_What is required:_ Continue the passage about the WEEI and WRKO radio stations, picking up after its last sentence.

_Exercise passage:_
*** Block opens ***
4 stations under one roof including music FMs, imagine that.The decision by ARS to buy 93.7 would work out later under Entercom ownership when they needed to put WEEI on FM.
Because CBS, who briefly owned WRKO etc but had to spin it off, had a sports station on 98.5--former sister station of ARS' WRKO and WEEI, as seen here--and 98.5 was tearing into WEEI's sports listenership.
If Entercom could have kept 98.5 maybe we would have eventually had "Sportsradio 98.5, WEEI".
There was a time Nassau was thinking of luring Dennis and Callahan to WCRB and starting a sports station that could have been syndicated across the region but it didn't happen..and there was talk of making WBOS 92.9 sports with a Red Sox partnership.
When the Sox won world series in 04, all the signs fans at Fenway held said WEEI 850 on them. 3 yrs later, the 07 championship Sox had WRKO 680 as flagship.Yeah the idea was to put most Sox games on RKO...some on WEEI. Help RKO in ratings.
*** Block closes ***
_Information given:_
*** Block opens ***
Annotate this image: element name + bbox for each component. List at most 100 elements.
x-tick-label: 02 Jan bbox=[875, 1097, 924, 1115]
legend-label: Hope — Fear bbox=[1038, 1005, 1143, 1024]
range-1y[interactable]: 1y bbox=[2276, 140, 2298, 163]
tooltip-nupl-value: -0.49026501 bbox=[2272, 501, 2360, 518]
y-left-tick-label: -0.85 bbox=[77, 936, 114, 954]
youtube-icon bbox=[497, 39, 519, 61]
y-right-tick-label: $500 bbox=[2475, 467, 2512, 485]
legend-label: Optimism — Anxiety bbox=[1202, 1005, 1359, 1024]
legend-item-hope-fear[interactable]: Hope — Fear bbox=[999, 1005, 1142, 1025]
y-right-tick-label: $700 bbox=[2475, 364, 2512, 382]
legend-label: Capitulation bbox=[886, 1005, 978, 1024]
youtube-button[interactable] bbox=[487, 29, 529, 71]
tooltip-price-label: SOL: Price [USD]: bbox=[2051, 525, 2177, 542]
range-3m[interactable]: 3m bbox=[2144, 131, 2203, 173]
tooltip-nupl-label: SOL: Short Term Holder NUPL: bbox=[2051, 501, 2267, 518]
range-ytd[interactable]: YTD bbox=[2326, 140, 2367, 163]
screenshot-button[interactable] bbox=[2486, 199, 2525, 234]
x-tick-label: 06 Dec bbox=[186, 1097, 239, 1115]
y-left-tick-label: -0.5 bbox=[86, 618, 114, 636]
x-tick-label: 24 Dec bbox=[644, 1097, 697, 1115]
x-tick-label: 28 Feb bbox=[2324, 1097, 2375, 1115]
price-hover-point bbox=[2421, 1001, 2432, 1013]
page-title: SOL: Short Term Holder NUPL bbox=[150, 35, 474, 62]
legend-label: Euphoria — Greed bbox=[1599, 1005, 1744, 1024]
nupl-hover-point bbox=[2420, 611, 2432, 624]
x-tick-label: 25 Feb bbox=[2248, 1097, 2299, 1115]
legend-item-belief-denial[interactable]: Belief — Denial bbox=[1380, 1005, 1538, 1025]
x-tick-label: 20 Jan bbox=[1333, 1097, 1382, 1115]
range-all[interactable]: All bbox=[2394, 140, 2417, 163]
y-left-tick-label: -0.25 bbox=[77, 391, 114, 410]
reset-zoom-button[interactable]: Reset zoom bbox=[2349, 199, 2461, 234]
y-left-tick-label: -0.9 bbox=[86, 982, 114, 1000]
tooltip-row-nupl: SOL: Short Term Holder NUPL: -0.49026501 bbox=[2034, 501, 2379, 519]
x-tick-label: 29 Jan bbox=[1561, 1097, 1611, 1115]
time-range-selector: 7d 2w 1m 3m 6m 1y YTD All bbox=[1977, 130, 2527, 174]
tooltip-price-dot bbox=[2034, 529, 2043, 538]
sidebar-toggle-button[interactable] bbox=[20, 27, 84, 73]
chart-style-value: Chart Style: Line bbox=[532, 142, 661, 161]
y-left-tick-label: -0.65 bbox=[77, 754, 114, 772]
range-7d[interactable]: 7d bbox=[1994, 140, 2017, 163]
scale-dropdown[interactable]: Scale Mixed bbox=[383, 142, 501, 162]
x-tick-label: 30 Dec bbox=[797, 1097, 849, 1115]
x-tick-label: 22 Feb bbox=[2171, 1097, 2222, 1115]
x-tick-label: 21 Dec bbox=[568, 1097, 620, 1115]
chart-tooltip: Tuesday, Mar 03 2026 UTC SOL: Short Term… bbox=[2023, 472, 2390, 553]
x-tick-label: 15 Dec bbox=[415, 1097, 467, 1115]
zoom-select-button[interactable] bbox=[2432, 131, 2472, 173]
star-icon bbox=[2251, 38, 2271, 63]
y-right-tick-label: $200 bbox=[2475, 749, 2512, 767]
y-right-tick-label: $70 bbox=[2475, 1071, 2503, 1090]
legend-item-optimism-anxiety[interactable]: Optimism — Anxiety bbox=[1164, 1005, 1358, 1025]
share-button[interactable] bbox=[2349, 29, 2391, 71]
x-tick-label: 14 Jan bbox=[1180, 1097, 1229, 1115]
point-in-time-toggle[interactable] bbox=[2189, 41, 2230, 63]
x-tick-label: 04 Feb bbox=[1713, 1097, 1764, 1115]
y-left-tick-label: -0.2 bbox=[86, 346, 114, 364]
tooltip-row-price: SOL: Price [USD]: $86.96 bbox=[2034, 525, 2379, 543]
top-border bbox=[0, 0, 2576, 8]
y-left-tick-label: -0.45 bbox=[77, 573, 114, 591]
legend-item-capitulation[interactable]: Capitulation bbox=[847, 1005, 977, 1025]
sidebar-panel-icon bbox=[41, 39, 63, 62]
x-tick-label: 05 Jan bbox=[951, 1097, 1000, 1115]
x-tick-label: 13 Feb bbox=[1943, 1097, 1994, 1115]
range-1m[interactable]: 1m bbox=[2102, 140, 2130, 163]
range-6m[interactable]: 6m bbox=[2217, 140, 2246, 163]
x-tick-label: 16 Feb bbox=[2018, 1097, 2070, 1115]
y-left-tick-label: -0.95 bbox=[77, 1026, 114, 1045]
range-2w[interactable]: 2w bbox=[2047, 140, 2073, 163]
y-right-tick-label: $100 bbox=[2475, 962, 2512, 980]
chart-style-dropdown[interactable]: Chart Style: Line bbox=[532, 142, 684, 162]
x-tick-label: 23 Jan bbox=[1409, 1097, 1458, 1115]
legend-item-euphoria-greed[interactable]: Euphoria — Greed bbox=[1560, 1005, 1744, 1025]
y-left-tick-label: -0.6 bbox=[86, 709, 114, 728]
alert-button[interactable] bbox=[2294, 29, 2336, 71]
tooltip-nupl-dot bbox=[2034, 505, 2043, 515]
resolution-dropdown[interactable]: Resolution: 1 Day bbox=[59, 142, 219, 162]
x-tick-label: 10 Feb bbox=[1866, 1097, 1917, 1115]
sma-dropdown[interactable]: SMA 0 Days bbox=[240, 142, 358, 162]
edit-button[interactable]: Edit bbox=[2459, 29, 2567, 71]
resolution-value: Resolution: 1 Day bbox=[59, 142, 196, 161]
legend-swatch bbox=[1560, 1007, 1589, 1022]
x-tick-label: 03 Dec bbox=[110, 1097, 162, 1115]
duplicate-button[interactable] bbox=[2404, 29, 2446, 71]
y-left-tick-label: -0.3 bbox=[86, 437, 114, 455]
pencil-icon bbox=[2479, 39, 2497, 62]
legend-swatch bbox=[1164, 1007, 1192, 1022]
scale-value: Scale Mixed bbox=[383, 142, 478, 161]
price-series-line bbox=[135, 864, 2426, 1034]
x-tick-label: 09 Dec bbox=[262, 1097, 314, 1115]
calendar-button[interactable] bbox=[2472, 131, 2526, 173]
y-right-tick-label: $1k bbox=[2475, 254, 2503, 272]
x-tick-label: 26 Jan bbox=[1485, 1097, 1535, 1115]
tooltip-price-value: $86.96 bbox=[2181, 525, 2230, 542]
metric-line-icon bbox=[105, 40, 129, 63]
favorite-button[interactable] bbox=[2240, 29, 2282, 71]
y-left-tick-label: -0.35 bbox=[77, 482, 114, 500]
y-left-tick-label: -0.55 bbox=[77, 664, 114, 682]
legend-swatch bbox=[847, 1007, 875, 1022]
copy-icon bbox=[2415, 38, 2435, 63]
*** Block closes ***
_Response to the exercise:_
When Sports Hub debuted, the Sox flagship reverted to 850 WEEI 2 weeks later.Entercom realized they had to concentrate on making WEEI identified as the Sox station. Took em 2 years of competition with 98.5 to finally move to FM. Entercom did OK with Mike 93.7.
They could have beaten CBS to the punch and made 93.7 "Boston's first FM sports station". The Sports Hub had been announced in advance. As it is, it's ironic to think that 93.7 was once owned by Sox voice Curt Gowdy.
Now you see why content matters and the advantage FM has.WEEI 850 has a pretty good signal by day. Did well for years as a Sox flagship (though 850, like 680, has problems to the west at night).Now, with all ESPN, it gets puny ratings.